• **GIVEN RECORDS**
────────────────
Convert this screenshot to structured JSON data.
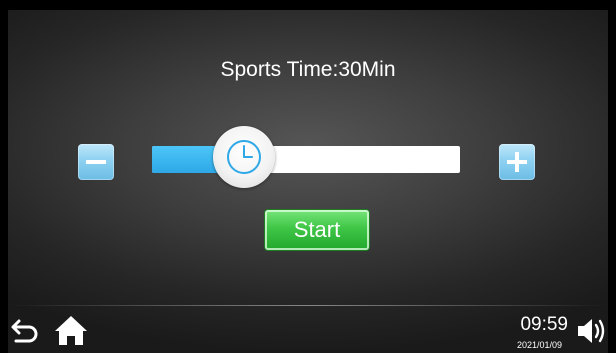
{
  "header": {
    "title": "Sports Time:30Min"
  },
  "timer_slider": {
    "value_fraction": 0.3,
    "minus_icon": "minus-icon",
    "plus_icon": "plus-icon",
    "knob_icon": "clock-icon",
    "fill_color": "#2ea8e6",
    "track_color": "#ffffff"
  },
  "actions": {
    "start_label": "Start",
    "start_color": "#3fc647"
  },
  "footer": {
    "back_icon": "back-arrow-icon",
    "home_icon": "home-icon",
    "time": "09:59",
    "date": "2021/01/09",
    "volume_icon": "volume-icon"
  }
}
────────────────
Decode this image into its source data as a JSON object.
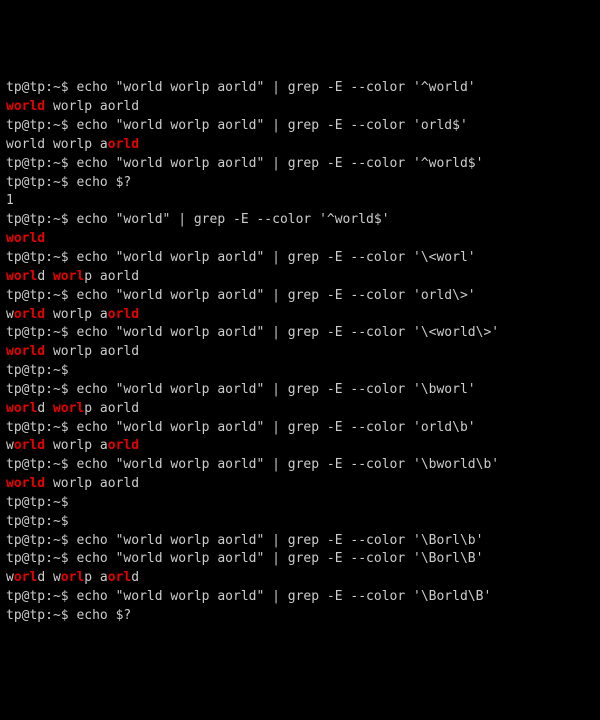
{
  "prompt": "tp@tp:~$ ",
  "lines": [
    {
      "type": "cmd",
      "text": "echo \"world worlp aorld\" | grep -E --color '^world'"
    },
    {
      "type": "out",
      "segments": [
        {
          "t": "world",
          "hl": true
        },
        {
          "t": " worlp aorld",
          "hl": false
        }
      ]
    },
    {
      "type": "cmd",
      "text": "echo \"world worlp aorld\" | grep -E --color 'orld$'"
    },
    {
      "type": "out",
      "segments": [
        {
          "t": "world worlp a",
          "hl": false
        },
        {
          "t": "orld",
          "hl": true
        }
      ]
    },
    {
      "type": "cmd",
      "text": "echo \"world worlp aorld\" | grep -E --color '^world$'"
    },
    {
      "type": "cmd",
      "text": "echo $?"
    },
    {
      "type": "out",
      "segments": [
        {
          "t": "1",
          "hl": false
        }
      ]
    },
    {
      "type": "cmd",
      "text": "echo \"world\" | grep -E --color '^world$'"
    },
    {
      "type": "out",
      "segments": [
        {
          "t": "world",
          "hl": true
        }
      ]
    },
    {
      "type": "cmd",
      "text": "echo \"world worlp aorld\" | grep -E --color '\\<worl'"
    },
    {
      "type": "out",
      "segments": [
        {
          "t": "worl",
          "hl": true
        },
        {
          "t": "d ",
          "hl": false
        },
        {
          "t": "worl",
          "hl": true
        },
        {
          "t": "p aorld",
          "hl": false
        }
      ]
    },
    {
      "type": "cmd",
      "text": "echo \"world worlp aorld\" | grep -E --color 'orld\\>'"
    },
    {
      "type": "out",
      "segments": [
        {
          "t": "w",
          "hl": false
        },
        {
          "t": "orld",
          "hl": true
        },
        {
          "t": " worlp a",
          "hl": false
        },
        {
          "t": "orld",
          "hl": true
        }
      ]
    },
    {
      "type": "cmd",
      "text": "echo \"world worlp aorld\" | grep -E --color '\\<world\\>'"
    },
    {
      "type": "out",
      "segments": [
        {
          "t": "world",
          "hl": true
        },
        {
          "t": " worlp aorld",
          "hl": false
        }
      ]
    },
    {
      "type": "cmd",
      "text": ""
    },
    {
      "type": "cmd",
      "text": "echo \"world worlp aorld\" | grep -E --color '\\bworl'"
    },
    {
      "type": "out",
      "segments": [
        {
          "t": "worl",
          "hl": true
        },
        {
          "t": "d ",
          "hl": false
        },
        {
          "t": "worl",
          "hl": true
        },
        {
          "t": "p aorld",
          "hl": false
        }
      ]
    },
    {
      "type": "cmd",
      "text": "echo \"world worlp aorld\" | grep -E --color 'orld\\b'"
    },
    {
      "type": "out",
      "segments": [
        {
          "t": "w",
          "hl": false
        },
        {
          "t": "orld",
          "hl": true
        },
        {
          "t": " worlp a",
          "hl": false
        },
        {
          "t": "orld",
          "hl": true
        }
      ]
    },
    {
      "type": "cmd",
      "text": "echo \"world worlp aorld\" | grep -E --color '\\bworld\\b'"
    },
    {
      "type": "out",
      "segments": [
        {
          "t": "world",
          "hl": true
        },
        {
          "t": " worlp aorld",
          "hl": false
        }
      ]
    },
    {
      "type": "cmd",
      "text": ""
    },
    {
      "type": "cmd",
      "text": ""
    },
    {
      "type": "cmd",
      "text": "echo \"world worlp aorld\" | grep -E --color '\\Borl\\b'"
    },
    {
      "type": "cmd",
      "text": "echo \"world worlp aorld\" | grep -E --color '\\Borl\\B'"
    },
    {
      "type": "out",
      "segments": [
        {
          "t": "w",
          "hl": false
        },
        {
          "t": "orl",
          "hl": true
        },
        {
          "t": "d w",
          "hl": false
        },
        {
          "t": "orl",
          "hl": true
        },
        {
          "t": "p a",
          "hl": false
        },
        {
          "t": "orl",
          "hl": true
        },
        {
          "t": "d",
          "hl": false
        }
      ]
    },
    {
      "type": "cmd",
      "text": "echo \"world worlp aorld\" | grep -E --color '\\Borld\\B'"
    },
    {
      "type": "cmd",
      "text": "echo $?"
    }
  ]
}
────────────────
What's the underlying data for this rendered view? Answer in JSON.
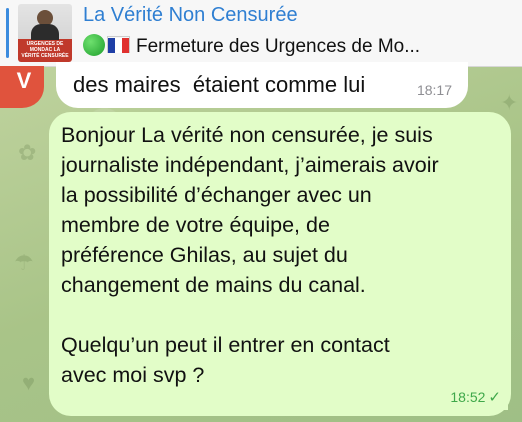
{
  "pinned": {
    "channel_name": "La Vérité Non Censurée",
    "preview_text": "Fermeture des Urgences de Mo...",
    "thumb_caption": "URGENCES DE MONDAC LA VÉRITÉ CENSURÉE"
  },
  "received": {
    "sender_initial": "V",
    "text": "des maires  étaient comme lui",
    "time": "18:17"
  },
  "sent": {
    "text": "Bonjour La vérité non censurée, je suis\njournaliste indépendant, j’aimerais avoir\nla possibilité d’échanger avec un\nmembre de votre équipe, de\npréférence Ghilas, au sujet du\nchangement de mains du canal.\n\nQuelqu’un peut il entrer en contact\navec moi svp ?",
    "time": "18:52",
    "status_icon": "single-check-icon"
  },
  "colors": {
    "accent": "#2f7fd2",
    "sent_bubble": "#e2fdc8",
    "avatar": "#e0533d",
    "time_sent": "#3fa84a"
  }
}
────────────────
• **WORK TO COMPLETE**
In the records above, how many lines include "data"? Give that number and nothing more.

• **WORKED SOLUTION**
3